■ **WHAT YOU ARE ASKED TO DO**
Gather all lines containing the string "this" and copy them out.

[Some records]
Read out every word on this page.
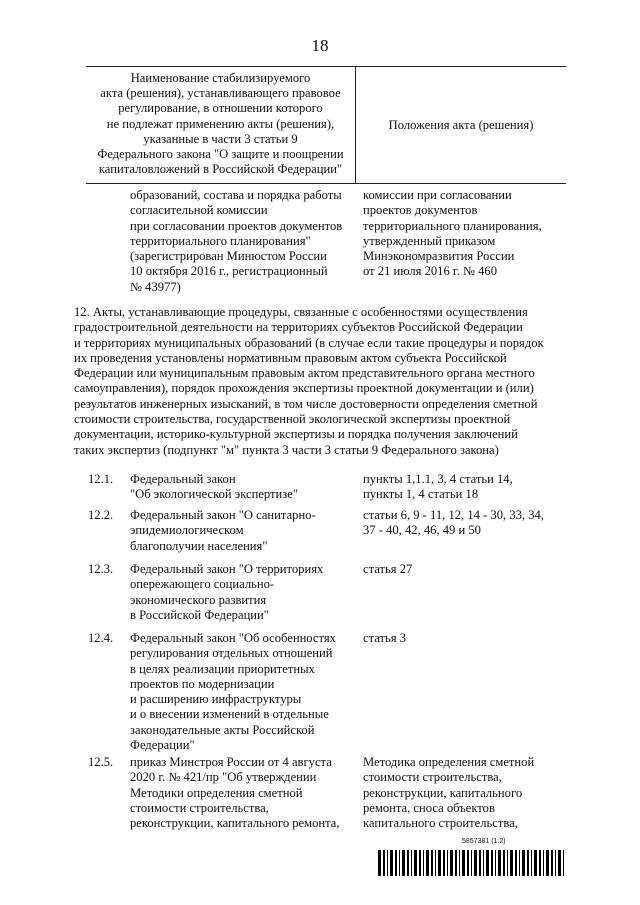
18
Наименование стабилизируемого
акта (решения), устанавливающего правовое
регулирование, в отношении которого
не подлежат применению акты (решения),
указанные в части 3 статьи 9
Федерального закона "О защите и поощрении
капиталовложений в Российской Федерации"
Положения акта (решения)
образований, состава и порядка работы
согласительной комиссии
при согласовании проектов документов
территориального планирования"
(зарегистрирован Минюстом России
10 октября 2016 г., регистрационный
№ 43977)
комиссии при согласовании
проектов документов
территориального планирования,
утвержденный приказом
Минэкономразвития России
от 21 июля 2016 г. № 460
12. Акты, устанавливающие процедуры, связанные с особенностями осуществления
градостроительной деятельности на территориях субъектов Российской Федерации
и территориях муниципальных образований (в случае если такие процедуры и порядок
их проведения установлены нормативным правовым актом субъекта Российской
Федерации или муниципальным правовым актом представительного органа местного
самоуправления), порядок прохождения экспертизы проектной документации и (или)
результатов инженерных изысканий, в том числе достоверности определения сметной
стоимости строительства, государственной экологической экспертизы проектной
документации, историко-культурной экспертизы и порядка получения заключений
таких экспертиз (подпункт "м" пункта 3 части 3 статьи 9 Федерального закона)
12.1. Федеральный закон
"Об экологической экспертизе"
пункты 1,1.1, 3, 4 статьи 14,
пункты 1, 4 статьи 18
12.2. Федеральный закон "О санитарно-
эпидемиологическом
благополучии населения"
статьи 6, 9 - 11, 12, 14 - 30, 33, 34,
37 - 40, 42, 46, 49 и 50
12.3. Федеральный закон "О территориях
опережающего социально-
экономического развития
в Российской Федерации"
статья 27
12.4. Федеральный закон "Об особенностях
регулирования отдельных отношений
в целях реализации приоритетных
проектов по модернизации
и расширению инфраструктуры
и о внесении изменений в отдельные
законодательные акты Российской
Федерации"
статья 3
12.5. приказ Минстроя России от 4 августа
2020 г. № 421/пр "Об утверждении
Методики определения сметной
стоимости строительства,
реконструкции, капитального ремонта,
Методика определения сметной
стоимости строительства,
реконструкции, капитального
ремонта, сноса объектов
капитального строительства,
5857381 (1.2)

...

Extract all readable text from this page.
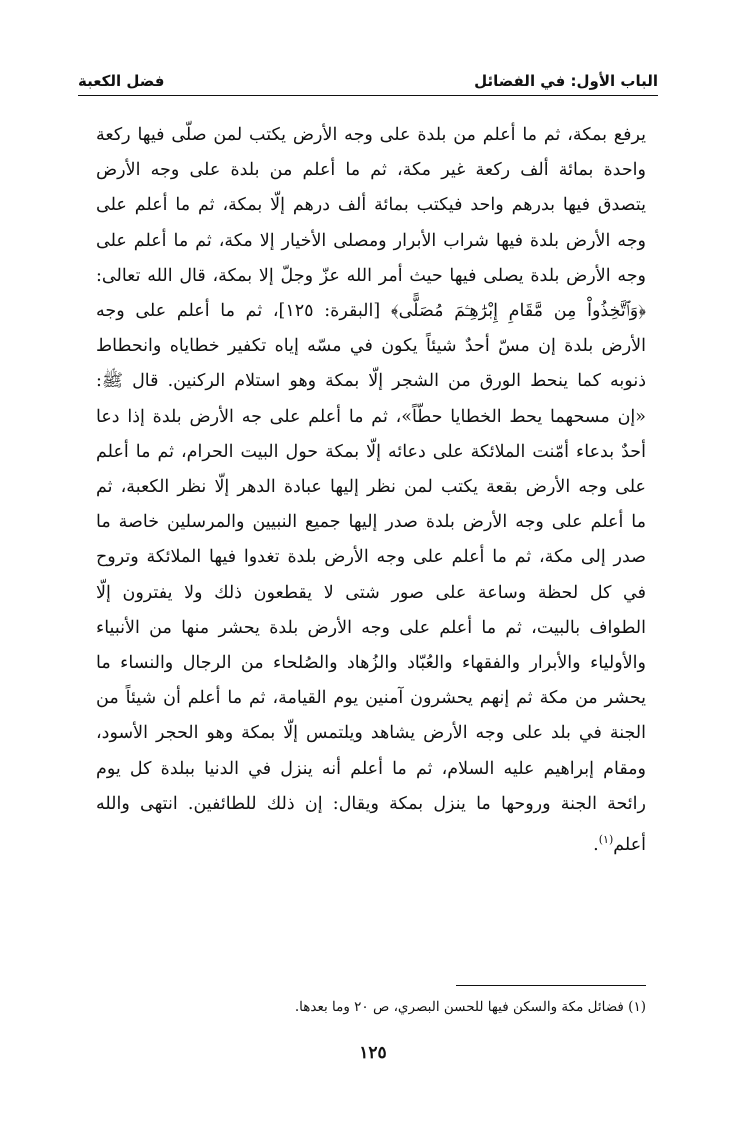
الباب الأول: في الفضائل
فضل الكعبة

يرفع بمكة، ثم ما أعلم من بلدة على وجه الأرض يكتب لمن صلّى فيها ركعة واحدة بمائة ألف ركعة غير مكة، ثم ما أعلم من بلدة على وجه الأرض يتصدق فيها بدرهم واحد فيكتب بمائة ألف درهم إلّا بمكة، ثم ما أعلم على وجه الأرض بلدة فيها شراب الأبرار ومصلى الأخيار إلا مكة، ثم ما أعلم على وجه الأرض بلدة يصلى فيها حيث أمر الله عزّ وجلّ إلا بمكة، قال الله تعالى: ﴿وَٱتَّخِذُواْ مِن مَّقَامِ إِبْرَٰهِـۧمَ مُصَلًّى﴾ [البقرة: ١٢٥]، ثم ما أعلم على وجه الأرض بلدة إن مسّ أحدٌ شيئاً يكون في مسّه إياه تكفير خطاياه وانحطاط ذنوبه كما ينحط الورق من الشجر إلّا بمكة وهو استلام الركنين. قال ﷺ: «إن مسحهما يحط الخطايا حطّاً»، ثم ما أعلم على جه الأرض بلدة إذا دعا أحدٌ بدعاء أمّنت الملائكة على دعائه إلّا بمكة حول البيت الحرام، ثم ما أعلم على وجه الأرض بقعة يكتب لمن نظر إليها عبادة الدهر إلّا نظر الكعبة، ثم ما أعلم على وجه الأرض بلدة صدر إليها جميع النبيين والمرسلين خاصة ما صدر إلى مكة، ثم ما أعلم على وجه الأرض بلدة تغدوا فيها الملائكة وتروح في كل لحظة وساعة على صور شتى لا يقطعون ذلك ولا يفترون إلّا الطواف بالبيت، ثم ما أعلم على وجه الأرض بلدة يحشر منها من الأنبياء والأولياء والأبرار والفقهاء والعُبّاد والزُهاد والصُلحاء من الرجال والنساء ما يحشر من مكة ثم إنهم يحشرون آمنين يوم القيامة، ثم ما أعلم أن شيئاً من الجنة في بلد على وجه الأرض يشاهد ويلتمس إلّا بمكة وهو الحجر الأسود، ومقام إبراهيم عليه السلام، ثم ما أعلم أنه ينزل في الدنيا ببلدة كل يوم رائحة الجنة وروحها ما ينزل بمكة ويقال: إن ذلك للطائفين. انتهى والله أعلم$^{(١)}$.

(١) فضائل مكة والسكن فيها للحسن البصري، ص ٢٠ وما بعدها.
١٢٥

■ **TASK SOLUTION**
Read out every word on this page.
Extract all readable text from this page.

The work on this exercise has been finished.